* **Task instructions**: For the material that follows, list every line containing the word "filtered".

==== Extracted information

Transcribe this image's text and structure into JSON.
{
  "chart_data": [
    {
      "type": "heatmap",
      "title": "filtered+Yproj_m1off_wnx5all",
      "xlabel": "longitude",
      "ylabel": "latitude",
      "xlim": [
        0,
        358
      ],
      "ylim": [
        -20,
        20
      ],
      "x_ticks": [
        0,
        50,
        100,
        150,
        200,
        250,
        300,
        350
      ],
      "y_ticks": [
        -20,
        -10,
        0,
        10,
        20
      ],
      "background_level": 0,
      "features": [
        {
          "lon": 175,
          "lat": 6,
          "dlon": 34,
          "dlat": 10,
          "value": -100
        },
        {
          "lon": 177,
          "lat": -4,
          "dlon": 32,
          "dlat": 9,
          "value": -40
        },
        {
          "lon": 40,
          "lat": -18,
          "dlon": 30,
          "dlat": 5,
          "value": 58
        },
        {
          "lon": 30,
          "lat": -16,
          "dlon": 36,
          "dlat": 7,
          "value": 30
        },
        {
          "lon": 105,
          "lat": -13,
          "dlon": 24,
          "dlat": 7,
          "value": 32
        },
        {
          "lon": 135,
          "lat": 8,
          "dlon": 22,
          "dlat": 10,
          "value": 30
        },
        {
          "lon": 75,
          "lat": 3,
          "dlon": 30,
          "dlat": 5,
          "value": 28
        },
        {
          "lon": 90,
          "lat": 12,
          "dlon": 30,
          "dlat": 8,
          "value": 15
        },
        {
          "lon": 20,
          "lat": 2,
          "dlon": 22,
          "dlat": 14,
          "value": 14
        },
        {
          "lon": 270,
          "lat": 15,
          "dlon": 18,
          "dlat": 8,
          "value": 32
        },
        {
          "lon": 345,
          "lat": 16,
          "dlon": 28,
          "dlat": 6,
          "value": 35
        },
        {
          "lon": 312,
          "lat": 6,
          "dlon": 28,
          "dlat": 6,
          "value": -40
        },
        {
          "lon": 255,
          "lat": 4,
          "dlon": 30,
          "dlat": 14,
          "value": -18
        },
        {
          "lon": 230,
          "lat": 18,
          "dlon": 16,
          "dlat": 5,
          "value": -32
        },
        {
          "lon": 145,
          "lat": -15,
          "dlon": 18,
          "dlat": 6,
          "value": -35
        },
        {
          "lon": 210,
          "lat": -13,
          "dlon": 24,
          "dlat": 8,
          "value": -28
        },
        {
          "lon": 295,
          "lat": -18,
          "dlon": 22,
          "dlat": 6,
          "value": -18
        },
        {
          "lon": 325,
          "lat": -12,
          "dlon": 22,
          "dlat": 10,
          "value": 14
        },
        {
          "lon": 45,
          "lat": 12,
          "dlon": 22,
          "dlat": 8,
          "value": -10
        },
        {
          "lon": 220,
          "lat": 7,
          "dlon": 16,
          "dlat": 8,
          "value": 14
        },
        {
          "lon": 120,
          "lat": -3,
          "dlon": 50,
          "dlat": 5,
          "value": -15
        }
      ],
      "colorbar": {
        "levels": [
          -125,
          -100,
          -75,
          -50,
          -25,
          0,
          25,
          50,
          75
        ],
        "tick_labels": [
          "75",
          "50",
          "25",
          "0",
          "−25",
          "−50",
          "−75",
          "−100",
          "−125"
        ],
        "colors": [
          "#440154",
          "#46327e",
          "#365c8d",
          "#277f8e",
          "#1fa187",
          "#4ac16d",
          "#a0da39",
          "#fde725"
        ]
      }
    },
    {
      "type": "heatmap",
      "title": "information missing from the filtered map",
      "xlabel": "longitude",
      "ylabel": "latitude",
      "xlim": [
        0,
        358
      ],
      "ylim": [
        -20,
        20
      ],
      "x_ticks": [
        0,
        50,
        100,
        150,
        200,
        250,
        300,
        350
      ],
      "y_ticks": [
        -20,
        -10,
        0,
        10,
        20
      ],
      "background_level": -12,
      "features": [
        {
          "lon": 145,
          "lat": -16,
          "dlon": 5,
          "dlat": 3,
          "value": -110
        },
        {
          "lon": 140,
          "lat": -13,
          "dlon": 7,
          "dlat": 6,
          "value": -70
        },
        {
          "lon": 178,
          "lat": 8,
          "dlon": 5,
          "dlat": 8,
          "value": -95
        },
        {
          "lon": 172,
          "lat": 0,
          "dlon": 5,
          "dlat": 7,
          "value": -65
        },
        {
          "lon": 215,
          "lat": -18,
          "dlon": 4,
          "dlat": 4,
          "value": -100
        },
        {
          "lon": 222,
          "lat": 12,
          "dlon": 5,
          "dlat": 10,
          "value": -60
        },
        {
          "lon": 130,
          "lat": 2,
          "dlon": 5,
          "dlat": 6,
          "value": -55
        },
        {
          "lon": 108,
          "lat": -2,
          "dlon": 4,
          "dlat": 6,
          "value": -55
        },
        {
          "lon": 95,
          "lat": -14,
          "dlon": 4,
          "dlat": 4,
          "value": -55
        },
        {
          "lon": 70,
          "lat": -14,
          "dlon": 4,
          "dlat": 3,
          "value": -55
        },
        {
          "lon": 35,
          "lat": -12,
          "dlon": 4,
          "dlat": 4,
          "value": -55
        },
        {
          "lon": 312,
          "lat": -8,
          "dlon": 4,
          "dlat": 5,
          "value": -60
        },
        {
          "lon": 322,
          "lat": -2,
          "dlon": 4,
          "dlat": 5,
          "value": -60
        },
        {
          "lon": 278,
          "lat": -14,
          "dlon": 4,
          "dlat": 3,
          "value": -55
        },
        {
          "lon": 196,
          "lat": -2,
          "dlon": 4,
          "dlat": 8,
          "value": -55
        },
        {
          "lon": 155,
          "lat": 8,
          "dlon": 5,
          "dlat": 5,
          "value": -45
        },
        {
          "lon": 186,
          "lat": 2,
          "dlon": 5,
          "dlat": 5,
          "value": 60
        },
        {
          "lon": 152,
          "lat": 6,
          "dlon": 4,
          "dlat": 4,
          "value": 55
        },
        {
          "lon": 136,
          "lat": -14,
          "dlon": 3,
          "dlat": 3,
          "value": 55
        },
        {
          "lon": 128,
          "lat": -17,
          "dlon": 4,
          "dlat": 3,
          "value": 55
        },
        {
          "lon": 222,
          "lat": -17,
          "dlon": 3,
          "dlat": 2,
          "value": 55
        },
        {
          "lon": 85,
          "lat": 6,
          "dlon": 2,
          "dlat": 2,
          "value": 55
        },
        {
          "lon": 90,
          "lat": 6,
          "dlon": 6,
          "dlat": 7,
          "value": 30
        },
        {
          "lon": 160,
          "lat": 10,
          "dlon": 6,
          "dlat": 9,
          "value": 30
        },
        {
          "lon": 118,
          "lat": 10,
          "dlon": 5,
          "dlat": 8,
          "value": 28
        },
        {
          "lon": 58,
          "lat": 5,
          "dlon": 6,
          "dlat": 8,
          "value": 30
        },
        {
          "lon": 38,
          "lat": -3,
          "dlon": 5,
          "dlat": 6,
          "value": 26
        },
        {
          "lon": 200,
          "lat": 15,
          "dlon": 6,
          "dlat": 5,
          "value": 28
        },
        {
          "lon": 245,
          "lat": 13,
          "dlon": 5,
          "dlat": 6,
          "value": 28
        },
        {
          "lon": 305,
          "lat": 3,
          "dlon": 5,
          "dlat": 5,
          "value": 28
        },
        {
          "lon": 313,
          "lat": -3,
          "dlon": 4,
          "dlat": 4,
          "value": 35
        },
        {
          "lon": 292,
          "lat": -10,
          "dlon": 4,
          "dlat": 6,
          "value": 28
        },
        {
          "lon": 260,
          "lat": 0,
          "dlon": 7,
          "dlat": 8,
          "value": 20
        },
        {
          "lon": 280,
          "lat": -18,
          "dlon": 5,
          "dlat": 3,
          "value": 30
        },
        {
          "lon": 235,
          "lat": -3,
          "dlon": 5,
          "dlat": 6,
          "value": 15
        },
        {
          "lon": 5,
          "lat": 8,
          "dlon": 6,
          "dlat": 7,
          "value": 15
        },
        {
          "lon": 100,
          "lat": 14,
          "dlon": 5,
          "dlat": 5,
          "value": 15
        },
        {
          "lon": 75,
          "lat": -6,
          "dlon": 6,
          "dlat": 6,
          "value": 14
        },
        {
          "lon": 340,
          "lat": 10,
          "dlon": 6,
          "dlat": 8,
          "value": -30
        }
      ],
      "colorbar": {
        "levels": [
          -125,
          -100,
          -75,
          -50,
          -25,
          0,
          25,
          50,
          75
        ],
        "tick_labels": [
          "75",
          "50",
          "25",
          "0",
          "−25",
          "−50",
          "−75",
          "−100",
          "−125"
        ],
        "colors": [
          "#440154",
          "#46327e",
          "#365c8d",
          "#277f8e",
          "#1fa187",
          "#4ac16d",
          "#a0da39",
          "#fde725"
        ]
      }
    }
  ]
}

========

* **Task output**:
      "title": "filtered+Yproj_m1off_wnx5all",
      "title": "information missing from the filtered map",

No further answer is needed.